* [WHAT IS REQUIRED]
Each line that follows should be printed again exactly as it stands.
+-------+
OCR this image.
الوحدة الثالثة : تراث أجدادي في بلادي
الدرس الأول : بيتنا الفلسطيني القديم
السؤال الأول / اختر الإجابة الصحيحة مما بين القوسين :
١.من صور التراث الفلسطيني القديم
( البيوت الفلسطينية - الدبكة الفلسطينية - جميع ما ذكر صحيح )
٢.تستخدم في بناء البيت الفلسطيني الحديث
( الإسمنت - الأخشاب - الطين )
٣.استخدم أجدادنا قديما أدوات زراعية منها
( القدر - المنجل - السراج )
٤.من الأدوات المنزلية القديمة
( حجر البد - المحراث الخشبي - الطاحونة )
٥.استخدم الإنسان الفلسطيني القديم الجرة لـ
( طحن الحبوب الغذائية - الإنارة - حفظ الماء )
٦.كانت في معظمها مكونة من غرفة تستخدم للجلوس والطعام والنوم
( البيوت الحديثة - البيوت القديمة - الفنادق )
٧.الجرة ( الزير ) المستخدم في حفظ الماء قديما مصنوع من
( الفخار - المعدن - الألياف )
+-------+
* [EXERCISE SOLUTION]
OCR this image.
الوحدة الثالثة : تراث أجدادي في بلادي
الدرس الأول : بيتنا الفلسطيني القديم
السؤال الأول / اختر الإجابة الصحيحة مما بين القوسين :
١.من صور التراث الفلسطيني القديم
( البيوت الفلسطينية - الدبكة الفلسطينية - جميع ما ذكر صحيح )
٢.تستخدم في بناء البيت الفلسطيني الحديث
( الإسمنت - الأخشاب - الطين )
٣.استخدم أجدادنا قديما أدوات زراعية منها
( القدر - المنجل - السراج )
٤.من الأدوات المنزلية القديمة
( حجر البد - المحراث الخشبي - الطاحونة )
٥.استخدم الإنسان الفلسطيني القديم الجرة لـ
( طحن الحبوب الغذائية - الإنارة - حفظ الماء )
٦.كانت في معظمها مكونة من غرفة تستخدم للجلوس والطعام والنوم
( البيوت الحديثة - البيوت القديمة - الفنادق )
٧.الجرة ( الزير ) المستخدم في حفظ الماء قديما مصنوع من
( الفخار - المعدن - الألياف )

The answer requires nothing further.